Exercise details.
Begin at the line that holds "OCR this image." and copy each line exactly until the data below ends, including that last line but no pictures.

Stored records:

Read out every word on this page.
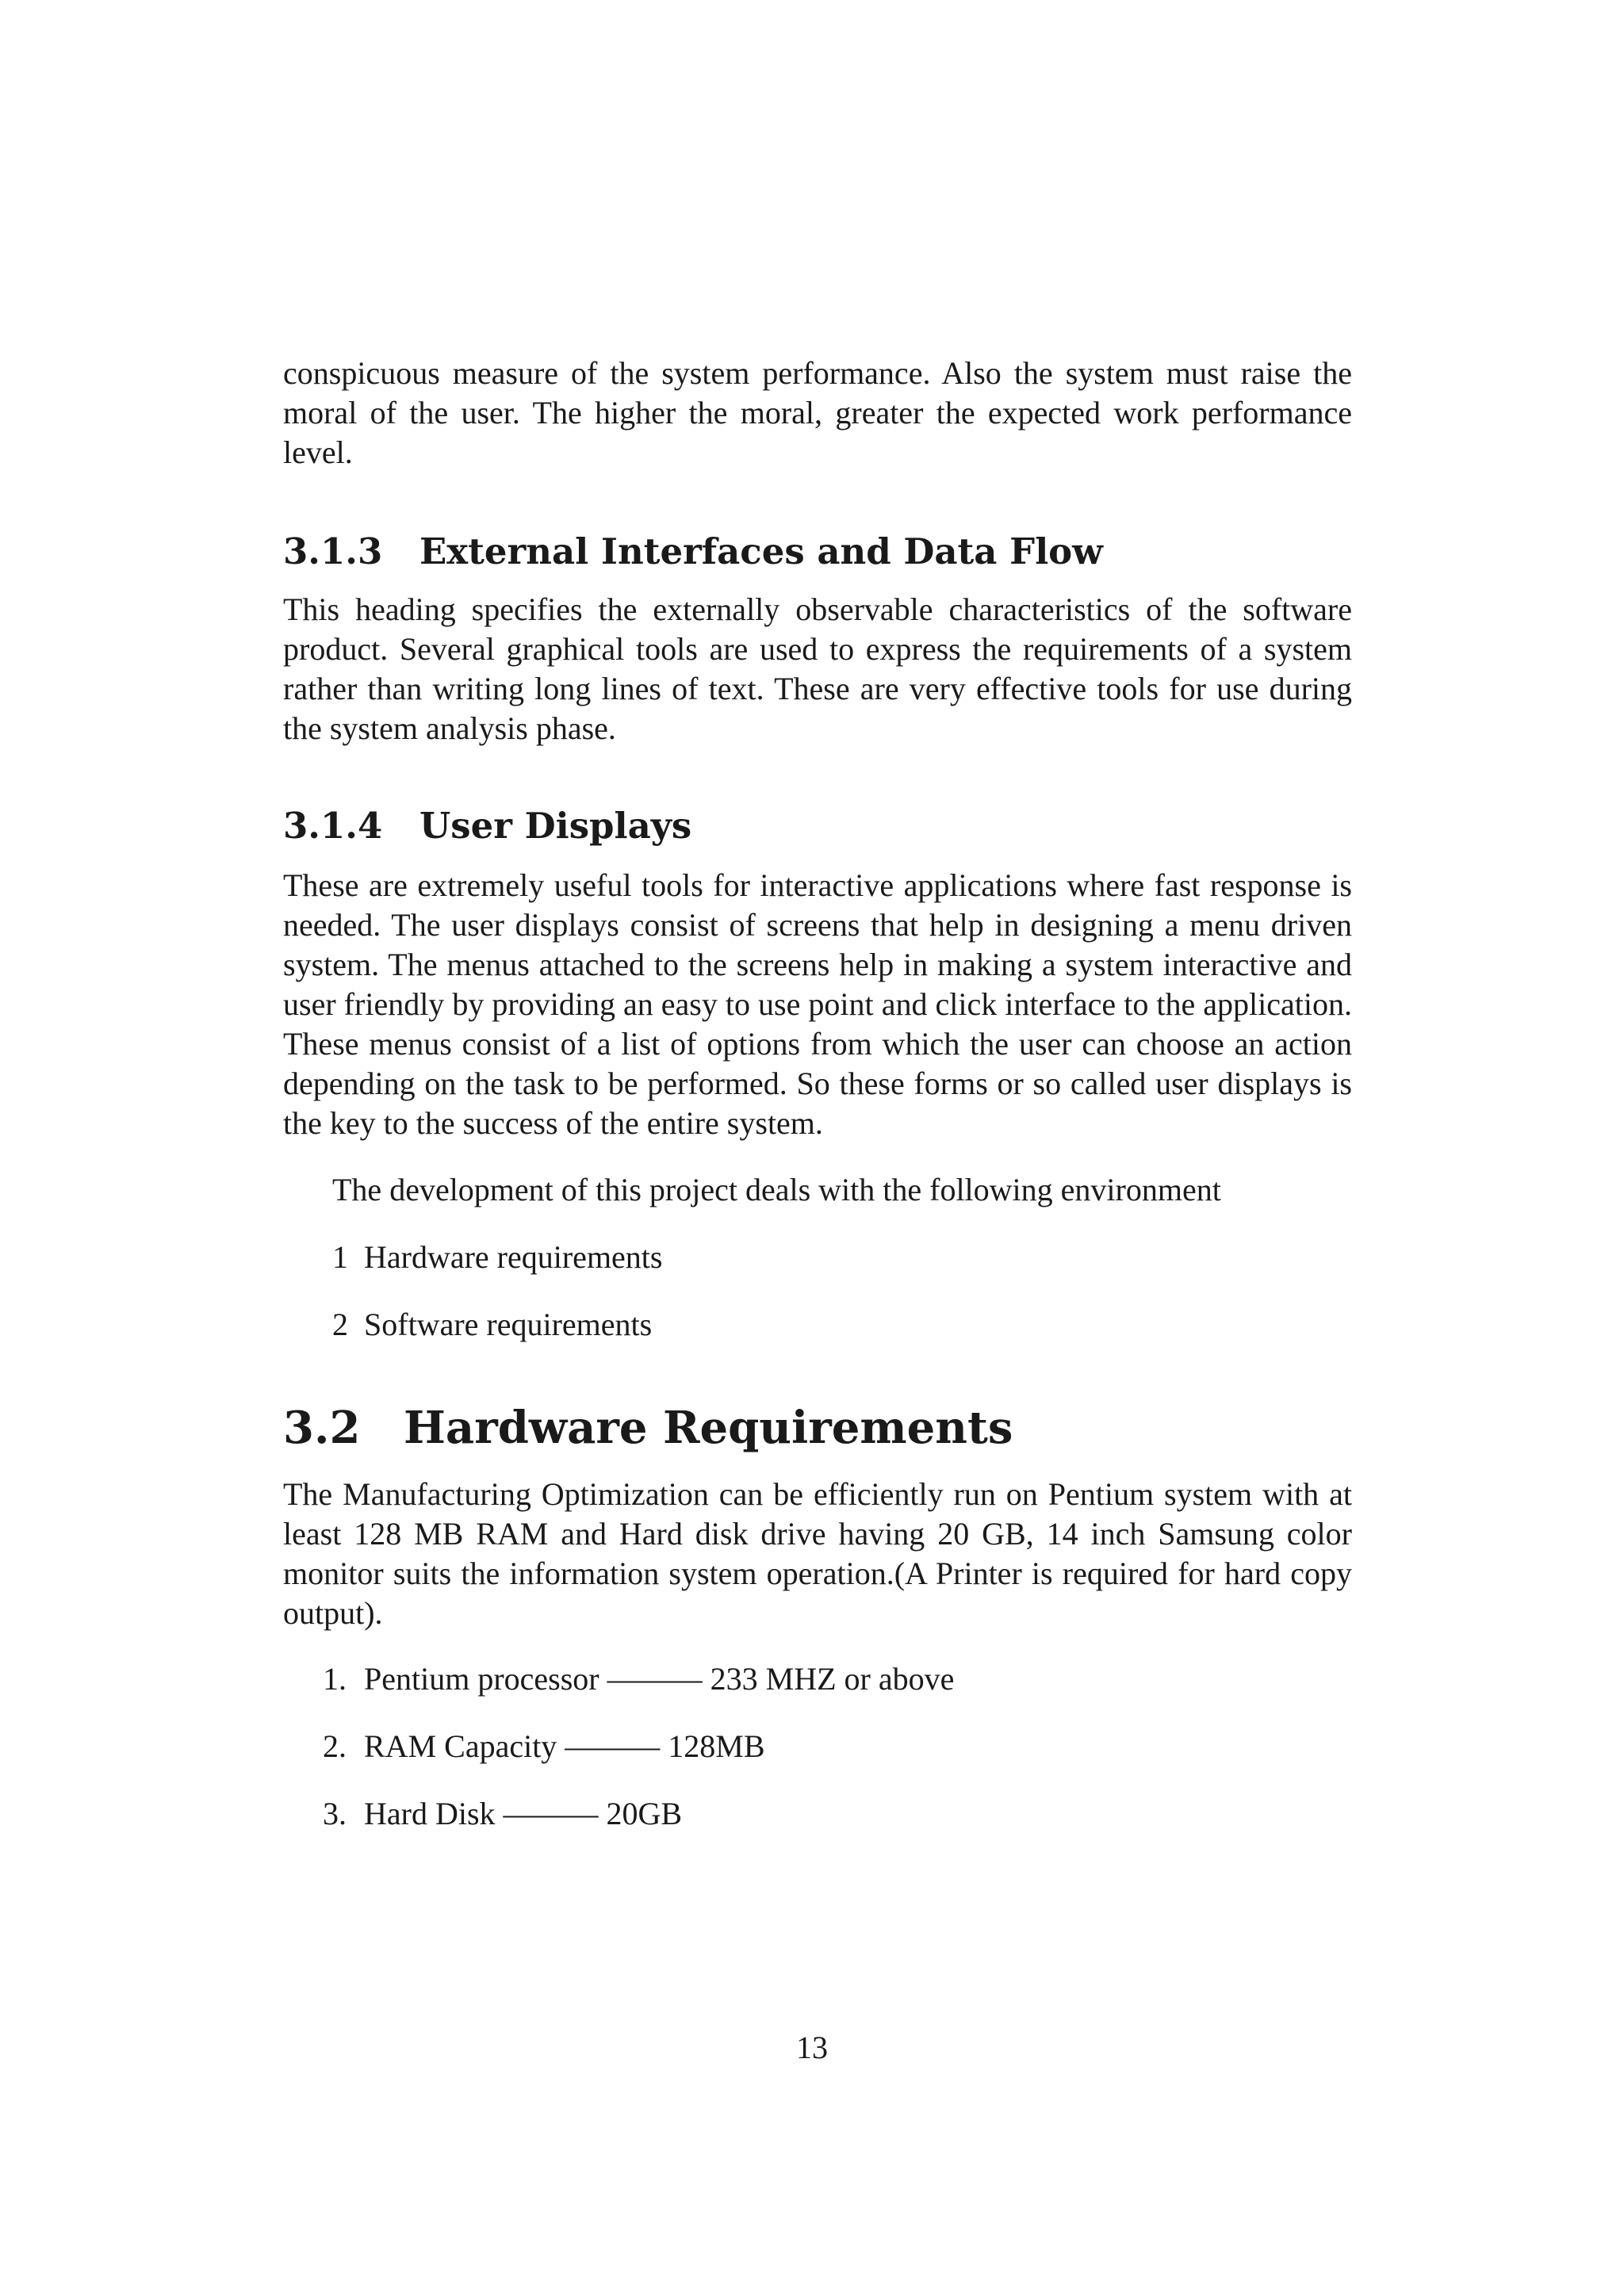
conspicuous measure of the system performance. Also the system must raise the moral of the user. The higher the moral, greater the expected work performance level.

3.1.3	External Interfaces and Data Flow

This heading specifies the externally observable characteristics of the software product. Several graphical tools are used to express the requirements of a system rather than writing long lines of text. These are very effective tools for use during the system analysis phase.

3.1.4	User Displays

These are extremely useful tools for interactive applications where fast response is needed. The user displays consist of screens that help in designing a menu driven system. The menus attached to the screens help in making a system interactive and user friendly by providing an easy to use point and click interface to the application. These menus consist of a list of options from which the user can choose an action depending on the task to be performed. So these forms or so called user displays is the key to the success of the entire system.

The development of this project deals with the following environment

1 Hardware requirements

2 Software requirements

3.2 Hardware Requirements

The Manufacturing Optimization can be efficiently run on Pentium system with at least 128 MB RAM and Hard disk drive having 20 GB, 14 inch Samsung color monitor suits the information system operation.(A Printer is required for hard copy output).

1. Pentium processor ——— 233 MHZ or above

2. RAM Capacity ——— 128MB

3. Hard Disk ——— 20GB

13
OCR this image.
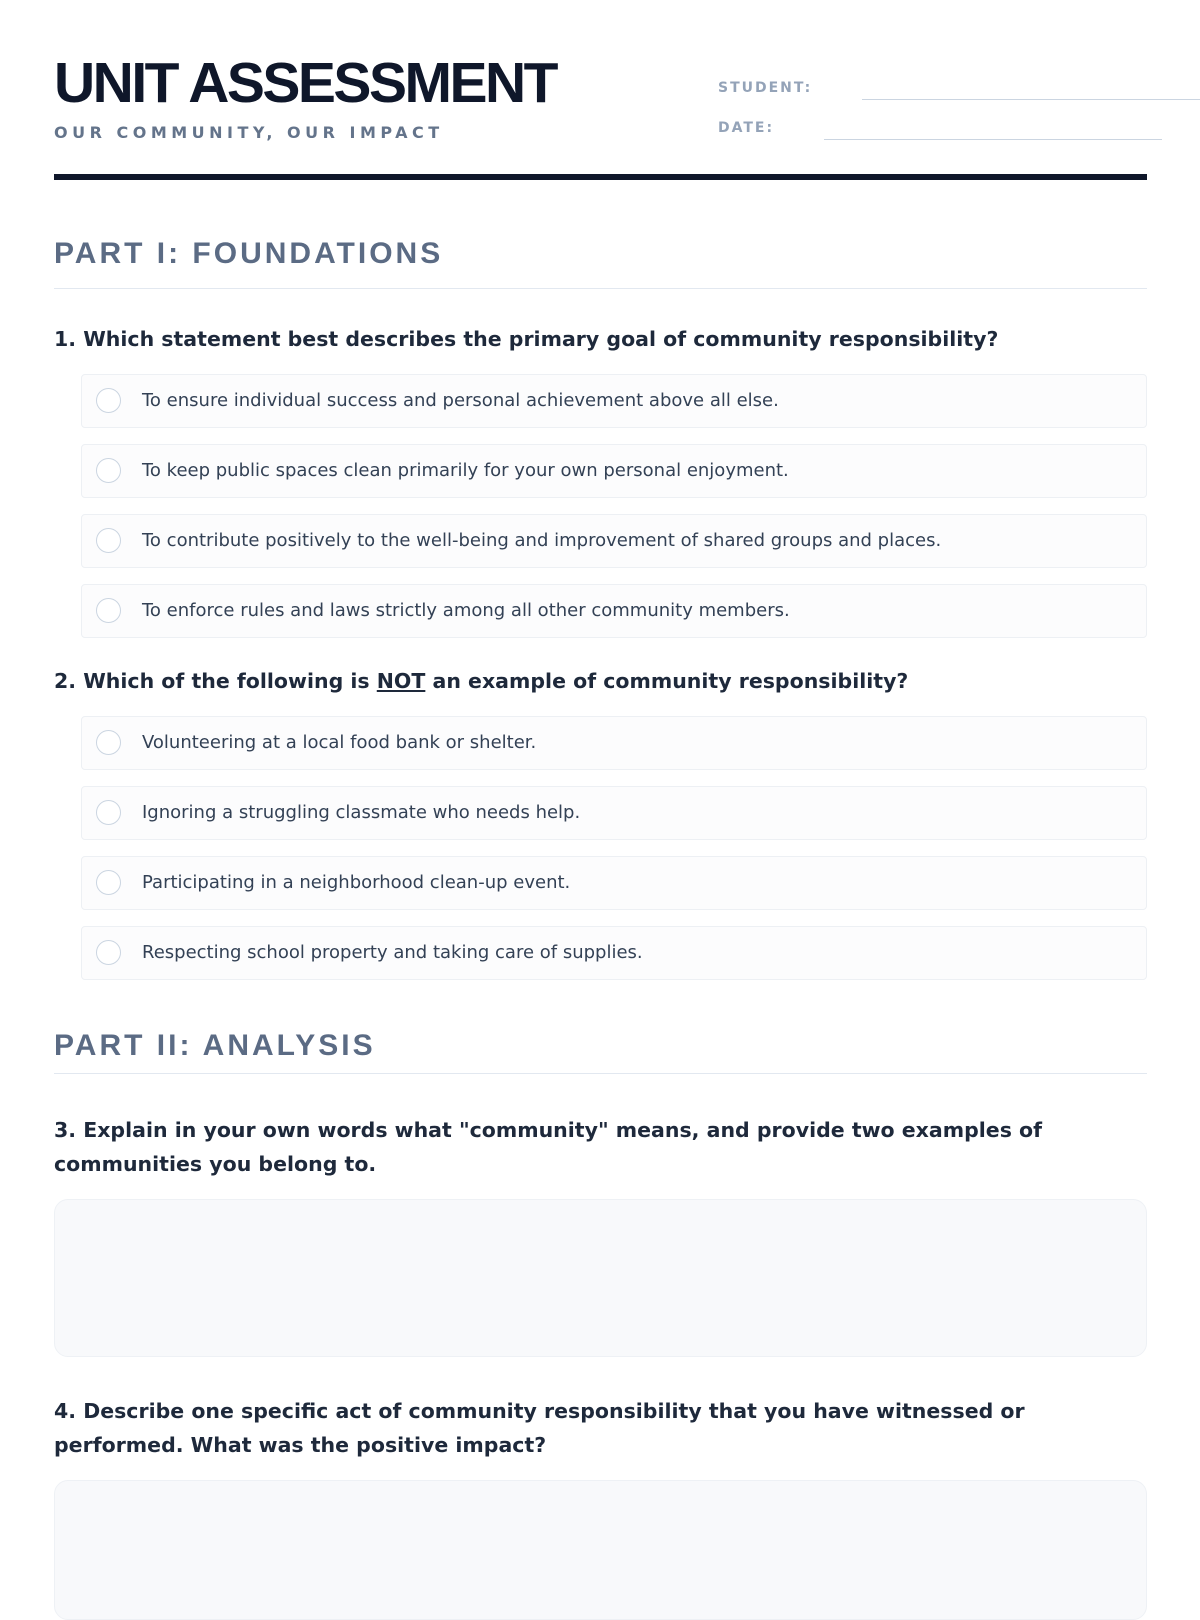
UNIT ASSESSMENT
OUR COMMUNITY, OUR IMPACT
STUDENT:
DATE:
PART I: FOUNDATIONS

1. Which statement best describes the primary goal of community responsibility?

To ensure individual success and personal achievement above all else.
To keep public spaces clean primarily for your own personal enjoyment.
To contribute positively to the well-being and improvement of shared groups and places.
To enforce rules and laws strictly among all other community members.

2. Which of the following is NOT an example of community responsibility?

Volunteering at a local food bank or shelter.
Ignoring a struggling classmate who needs help.
Participating in a neighborhood clean-up event.
Respecting school property and taking care of supplies.
PART II: ANALYSIS

3. Explain in your own words what "community" means, and provide two examples of communities you belong to.

4. Describe one specific act of community responsibility that you have witnessed or performed. What was the positive impact?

Final result.
OCR this image.
UNIT ASSESSMENT
OUR COMMUNITY, OUR IMPACT
STUDENT:
DATE:
PART I: FOUNDATIONS

1. Which statement best describes the primary goal of community responsibility?

To ensure individual success and personal achievement above all else.
To keep public spaces clean primarily for your own personal enjoyment.
To contribute positively to the well-being and improvement of shared groups and places.
To enforce rules and laws strictly among all other community members.

2. Which of the following is NOT an example of community responsibility?

Volunteering at a local food bank or shelter.
Ignoring a struggling classmate who needs help.
Participating in a neighborhood clean-up event.
Respecting school property and taking care of supplies.
PART II: ANALYSIS

3. Explain in your own words what "community" means, and provide two examples of communities you belong to.

4. Describe one specific act of community responsibility that you have witnessed or performed. What was the positive impact?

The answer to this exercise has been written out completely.